Task to carry out:
Copy every line of the listing that holds the string "this".

# # # # # # #

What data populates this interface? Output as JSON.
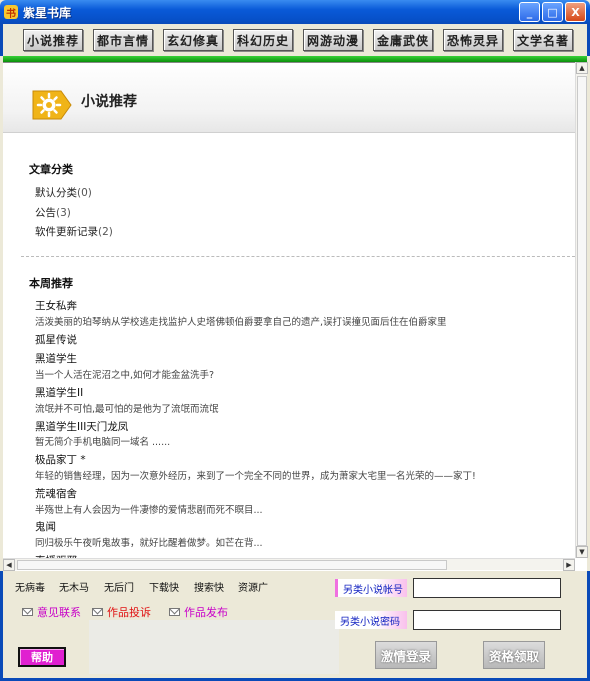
{
  "window": {
    "title": "紫星书库",
    "controls": [
      "_",
      "□",
      "X"
    ]
  },
  "categories": [
    "小说推荐",
    "都市言情",
    "玄幻修真",
    "科幻历史",
    "网游动漫",
    "金庸武侠",
    "恐怖灵异",
    "文学名著"
  ],
  "page": {
    "heading": "小说推荐",
    "article_section_title": "文章分类",
    "article_categories": [
      {
        "name": "默认分类",
        "count": "(0)"
      },
      {
        "name": "公告",
        "count": "(3)"
      },
      {
        "name": "软件更新记录",
        "count": "(2)"
      }
    ],
    "weekly_title": "本周推荐",
    "books": [
      {
        "title": "王女私奔",
        "desc": "活泼美丽的珀琴纳从学校逃走找监护人史塔佛顿伯爵要拿自己的遗产,误打误撞见面后住在伯爵家里"
      },
      {
        "title": "孤星传说",
        "desc": ""
      },
      {
        "title": "黑道学生",
        "desc": "当一个人活在泥沼之中,如何才能金盆洗手?"
      },
      {
        "title": "黑道学生II",
        "desc": "流氓并不可怕,最可怕的是他为了流氓而流氓"
      },
      {
        "title": "黑道学生III天门龙凤",
        "desc": "暂无简介手机电脑同一域名 ......"
      },
      {
        "title": "极品家丁 *",
        "desc": "年轻的销售经理，因为一次意外经历，来到了一个完全不同的世界，成为萧家大宅里一名光荣的——家丁!"
      },
      {
        "title": "荒魂宿舍",
        "desc": "半殇世上有人会因为一件凄惨的爱情悲剧而死不瞑目..."
      },
      {
        "title": "鬼闻",
        "desc": "同归极乐午夜听鬼故事，就好比醒着做梦。如芒在背..."
      },
      {
        "title": "直播驱邪",
        "desc": ""
      }
    ]
  },
  "bottom": {
    "quick_links": [
      "无病毒",
      "无木马",
      "无后门",
      "下载快",
      "搜索快",
      "资源广"
    ],
    "mail_links": [
      {
        "label": "意见联系",
        "color": "#c800c8"
      },
      {
        "label": "作品投诉",
        "color": "#e01010"
      },
      {
        "label": "作品发布",
        "color": "#c800c8"
      }
    ],
    "help_label": "帮助",
    "account_label": "另类小说帐号",
    "password_label": "另类小说密码",
    "login_label": "激情登录",
    "claim_label": "资格领取"
  }
}
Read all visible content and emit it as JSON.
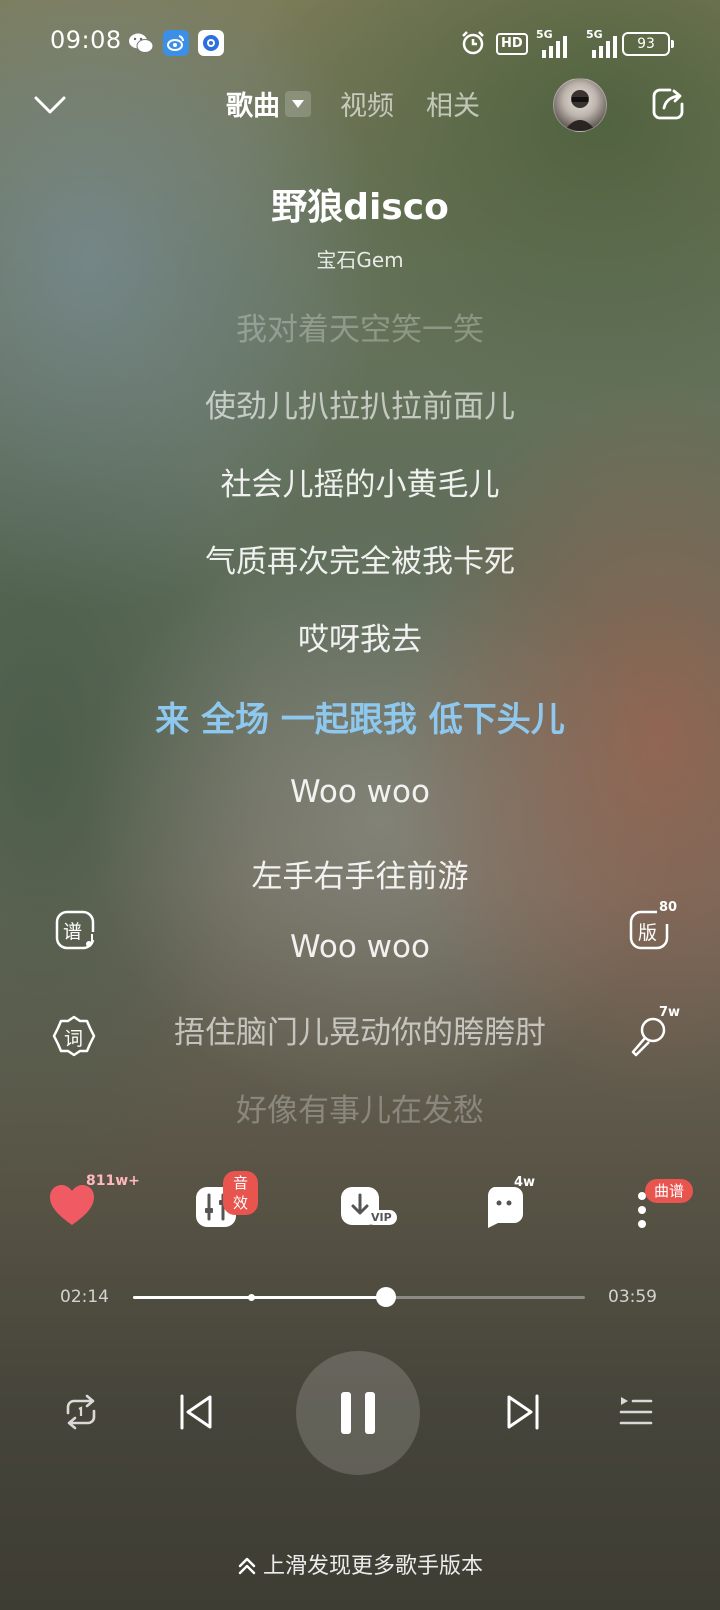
{
  "status_bar": {
    "time": "09:08",
    "icons": [
      "wechat-icon",
      "app-weibo-icon",
      "app-browser-icon"
    ],
    "right_icons": [
      "alarm-icon",
      "hd-icon",
      "signal-5g-icon",
      "signal-5g-icon"
    ],
    "network_1": "5G",
    "network_2": "5G",
    "hd": "HD",
    "battery": "93"
  },
  "header": {
    "tabs": [
      {
        "label": "歌曲",
        "active": true
      },
      {
        "label": "视频",
        "active": false
      },
      {
        "label": "相关",
        "active": false
      }
    ]
  },
  "song": {
    "title": "野狼disco",
    "artist": "宝石Gem"
  },
  "lyrics": [
    {
      "text": "我对着天空笑一笑",
      "state": "faded"
    },
    {
      "text": "使劲儿扒拉扒拉前面儿",
      "state": "dim"
    },
    {
      "text": "社会儿摇的小黄毛儿",
      "state": "normal"
    },
    {
      "text": "气质再次完全被我卡死",
      "state": "normal"
    },
    {
      "text": "哎呀我去",
      "state": "normal"
    },
    {
      "text": "来 全场 一起跟我 低下头儿",
      "state": "current"
    },
    {
      "text": "Woo woo",
      "state": "normal"
    },
    {
      "text": "左手右手往前游",
      "state": "normal"
    },
    {
      "text": "Woo woo",
      "state": "normal"
    },
    {
      "text": "捂住脑门儿晃动你的胯胯肘",
      "state": "dim"
    },
    {
      "text": "好像有事儿在发愁",
      "state": "faded"
    }
  ],
  "side_buttons": {
    "score_label": "谱",
    "lyrics_label": "词",
    "version_label": "版",
    "version_count": "80",
    "mic_count": "7w"
  },
  "actions": {
    "like_count": "811w+",
    "effects_badge": "音效",
    "download_badge": "VIP",
    "comment_count": "4w",
    "sheet_badge": "曲谱"
  },
  "progress": {
    "current": "02:14",
    "total": "03:59",
    "played_fraction": 0.56,
    "buffer_mark_fraction": 0.26
  },
  "controls": {
    "repeat": "repeat-icon",
    "prev": "prev-icon",
    "play_state": "pause-icon",
    "next": "next-icon",
    "playlist": "playlist-icon"
  },
  "hint": "上滑发现更多歌手版本",
  "colors": {
    "accent": "#8ec8ee",
    "like": "#ef5a63",
    "badge": "#e8544e"
  }
}
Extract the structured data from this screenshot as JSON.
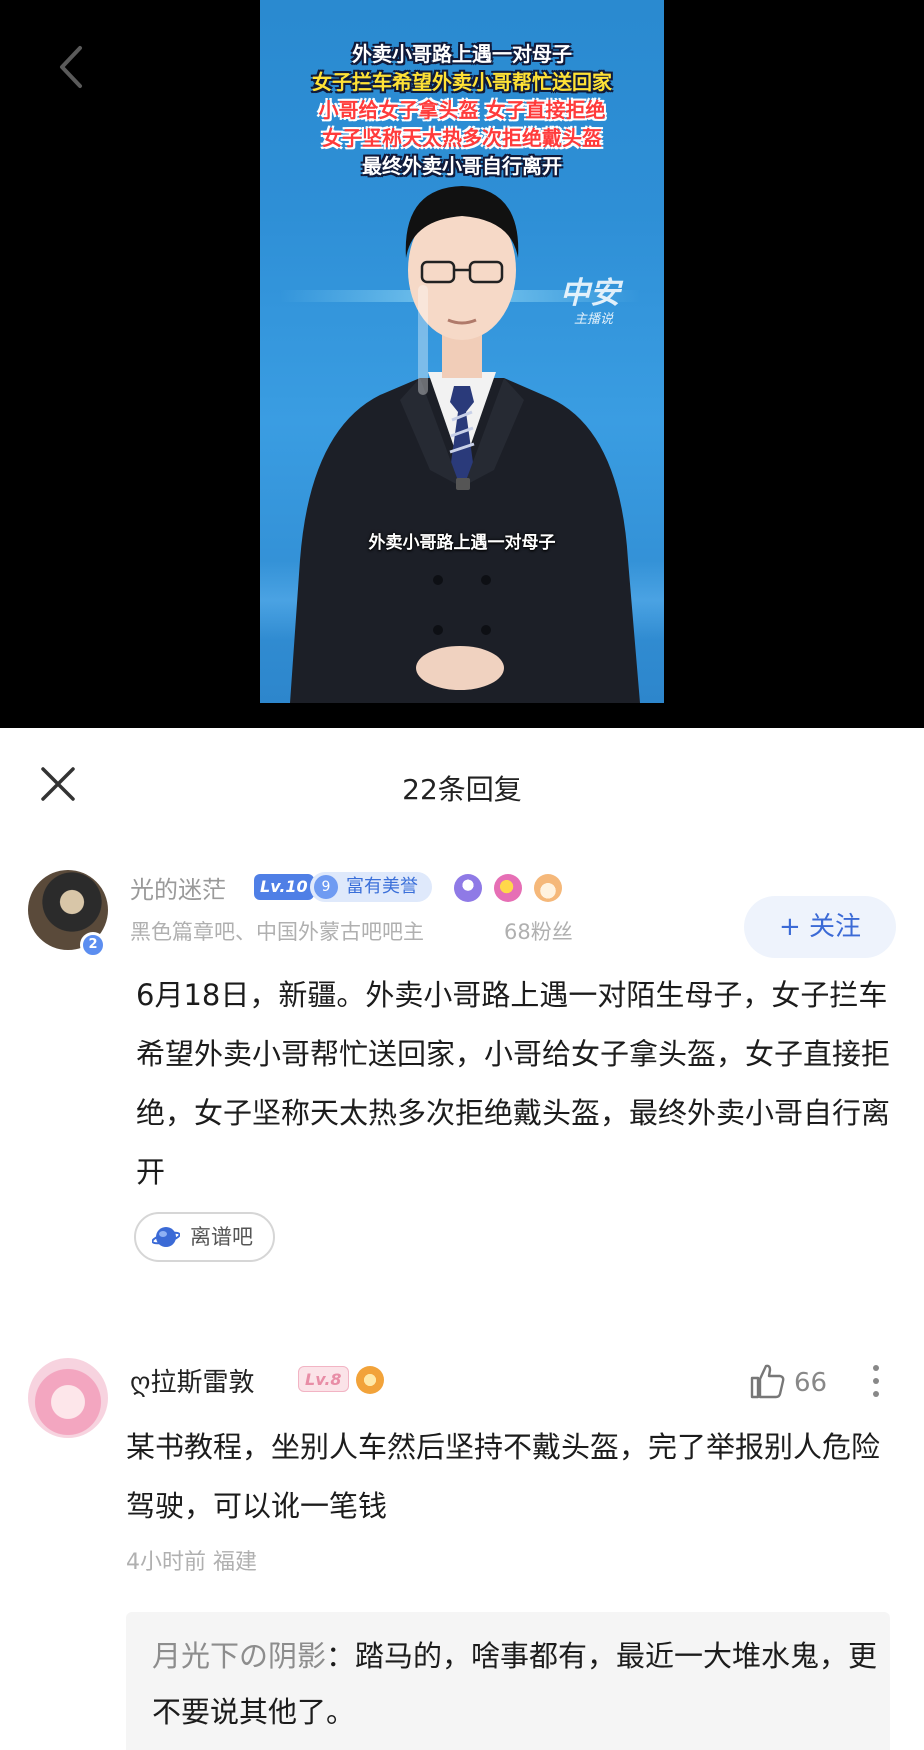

# # # # # # #

Correct output:
What data populates this interface? Output as JSON.
Extract the structured data from this screenshot as JSON.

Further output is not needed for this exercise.